» **Exercise objective**: Without the pictures, copy the entries below word for word.

» **Given data**:

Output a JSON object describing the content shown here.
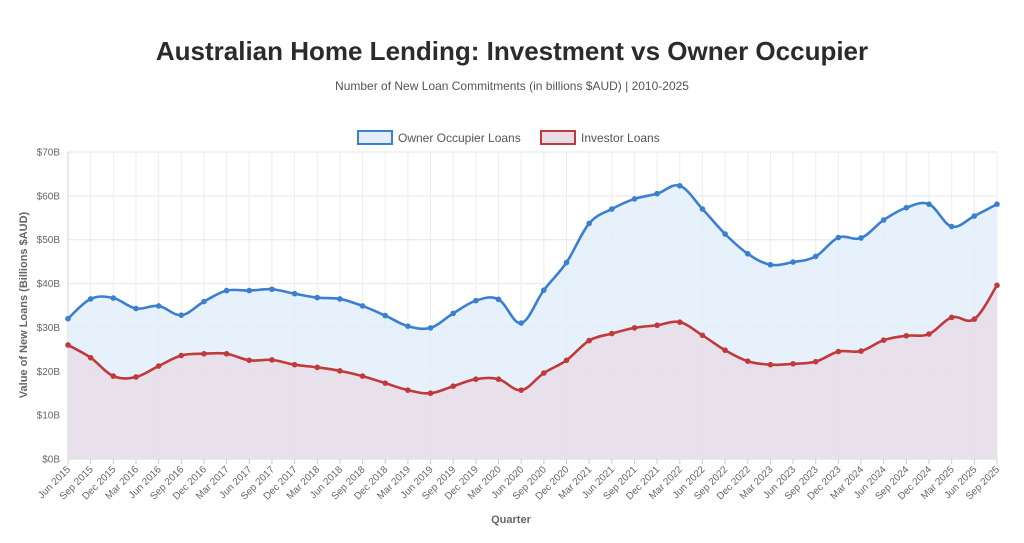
{
  "chart_data": {
    "type": "area",
    "title": "Australian Home Lending: Investment vs Owner Occupier",
    "subtitle": "Number of New Loan Commitments (in billions $AUD) | 2010-2025",
    "xlabel": "Quarter",
    "ylabel": "Value of New Loans (Billions $AUD)",
    "ylim": [
      0,
      70
    ],
    "yticks": [
      {
        "value": 0,
        "label": "$0B"
      },
      {
        "value": 10,
        "label": "$10B"
      },
      {
        "value": 20,
        "label": "$20B"
      },
      {
        "value": 30,
        "label": "$30B"
      },
      {
        "value": 40,
        "label": "$40B"
      },
      {
        "value": 50,
        "label": "$50B"
      },
      {
        "value": 60,
        "label": "$60B"
      },
      {
        "value": 70,
        "label": "$70B"
      }
    ],
    "grid": true,
    "legend_position": "top-center",
    "categories": [
      "Jun 2015",
      "Sep 2015",
      "Dec 2015",
      "Mar 2016",
      "Jun 2016",
      "Sep 2016",
      "Dec 2016",
      "Mar 2017",
      "Jun 2017",
      "Sep 2017",
      "Dec 2017",
      "Mar 2018",
      "Jun 2018",
      "Sep 2018",
      "Dec 2018",
      "Mar 2019",
      "Jun 2019",
      "Sep 2019",
      "Dec 2019",
      "Mar 2020",
      "Jun 2020",
      "Sep 2020",
      "Dec 2020",
      "Mar 2021",
      "Jun 2021",
      "Sep 2021",
      "Dec 2021",
      "Mar 2022",
      "Jun 2022",
      "Sep 2022",
      "Dec 2022",
      "Mar 2023",
      "Jun 2023",
      "Sep 2023",
      "Dec 2023",
      "Mar 2024",
      "Jun 2024",
      "Sep 2024",
      "Dec 2024",
      "Mar 2025",
      "Jun 2025",
      "Sep 2025"
    ],
    "series": [
      {
        "name": "Owner Occupier Loans",
        "color": "#3b7fd0",
        "fill": "#e3eefa",
        "values": [
          32.0,
          36.5,
          36.7,
          34.3,
          34.9,
          32.8,
          35.9,
          38.4,
          38.4,
          38.7,
          37.7,
          36.8,
          36.5,
          34.9,
          32.7,
          30.3,
          29.9,
          33.2,
          36.1,
          36.4,
          31.0,
          38.5,
          44.8,
          53.7,
          57.0,
          59.3,
          60.5,
          62.3,
          57.0,
          51.3,
          46.8,
          44.3,
          44.9,
          46.2,
          50.5,
          50.4,
          54.5,
          57.3,
          58.1,
          53.0,
          55.4,
          58.1
        ]
      },
      {
        "name": "Investor Loans",
        "color": "#c0393b",
        "fill": "#e8dde6",
        "values": [
          26.0,
          23.1,
          18.9,
          18.7,
          21.2,
          23.6,
          24.0,
          24.0,
          22.5,
          22.6,
          21.5,
          20.9,
          20.1,
          18.9,
          17.3,
          15.7,
          15.0,
          16.6,
          18.2,
          18.2,
          15.7,
          19.6,
          22.5,
          27.0,
          28.6,
          29.9,
          30.5,
          31.2,
          28.2,
          24.8,
          22.3,
          21.5,
          21.7,
          22.2,
          24.5,
          24.6,
          27.1,
          28.1,
          28.5,
          32.3,
          31.9,
          39.6
        ]
      }
    ]
  }
}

» **Solution to the exercise**:
Output a JSON object describing the content shown here.
{
  "chart_data": {
    "type": "area",
    "title": "Australian Home Lending: Investment vs Owner Occupier",
    "subtitle": "Number of New Loan Commitments (in billions $AUD) | 2010-2025",
    "xlabel": "Quarter",
    "ylabel": "Value of New Loans (Billions $AUD)",
    "ylim": [
      0,
      70
    ],
    "yticks": [
      {
        "value": 0,
        "label": "$0B"
      },
      {
        "value": 10,
        "label": "$10B"
      },
      {
        "value": 20,
        "label": "$20B"
      },
      {
        "value": 30,
        "label": "$30B"
      },
      {
        "value": 40,
        "label": "$40B"
      },
      {
        "value": 50,
        "label": "$50B"
      },
      {
        "value": 60,
        "label": "$60B"
      },
      {
        "value": 70,
        "label": "$70B"
      }
    ],
    "grid": true,
    "legend_position": "top-center",
    "categories": [
      "Jun 2015",
      "Sep 2015",
      "Dec 2015",
      "Mar 2016",
      "Jun 2016",
      "Sep 2016",
      "Dec 2016",
      "Mar 2017",
      "Jun 2017",
      "Sep 2017",
      "Dec 2017",
      "Mar 2018",
      "Jun 2018",
      "Sep 2018",
      "Dec 2018",
      "Mar 2019",
      "Jun 2019",
      "Sep 2019",
      "Dec 2019",
      "Mar 2020",
      "Jun 2020",
      "Sep 2020",
      "Dec 2020",
      "Mar 2021",
      "Jun 2021",
      "Sep 2021",
      "Dec 2021",
      "Mar 2022",
      "Jun 2022",
      "Sep 2022",
      "Dec 2022",
      "Mar 2023",
      "Jun 2023",
      "Sep 2023",
      "Dec 2023",
      "Mar 2024",
      "Jun 2024",
      "Sep 2024",
      "Dec 2024",
      "Mar 2025",
      "Jun 2025",
      "Sep 2025"
    ],
    "series": [
      {
        "name": "Owner Occupier Loans",
        "color": "#3b7fd0",
        "fill": "#e3eefa",
        "values": [
          32.0,
          36.5,
          36.7,
          34.3,
          34.9,
          32.8,
          35.9,
          38.4,
          38.4,
          38.7,
          37.7,
          36.8,
          36.5,
          34.9,
          32.7,
          30.3,
          29.9,
          33.2,
          36.1,
          36.4,
          31.0,
          38.5,
          44.8,
          53.7,
          57.0,
          59.3,
          60.5,
          62.3,
          57.0,
          51.3,
          46.8,
          44.3,
          44.9,
          46.2,
          50.5,
          50.4,
          54.5,
          57.3,
          58.1,
          53.0,
          55.4,
          58.1
        ]
      },
      {
        "name": "Investor Loans",
        "color": "#c0393b",
        "fill": "#e8dde6",
        "values": [
          26.0,
          23.1,
          18.9,
          18.7,
          21.2,
          23.6,
          24.0,
          24.0,
          22.5,
          22.6,
          21.5,
          20.9,
          20.1,
          18.9,
          17.3,
          15.7,
          15.0,
          16.6,
          18.2,
          18.2,
          15.7,
          19.6,
          22.5,
          27.0,
          28.6,
          29.9,
          30.5,
          31.2,
          28.2,
          24.8,
          22.3,
          21.5,
          21.7,
          22.2,
          24.5,
          24.6,
          27.1,
          28.1,
          28.5,
          32.3,
          31.9,
          39.6
        ]
      }
    ]
  }
}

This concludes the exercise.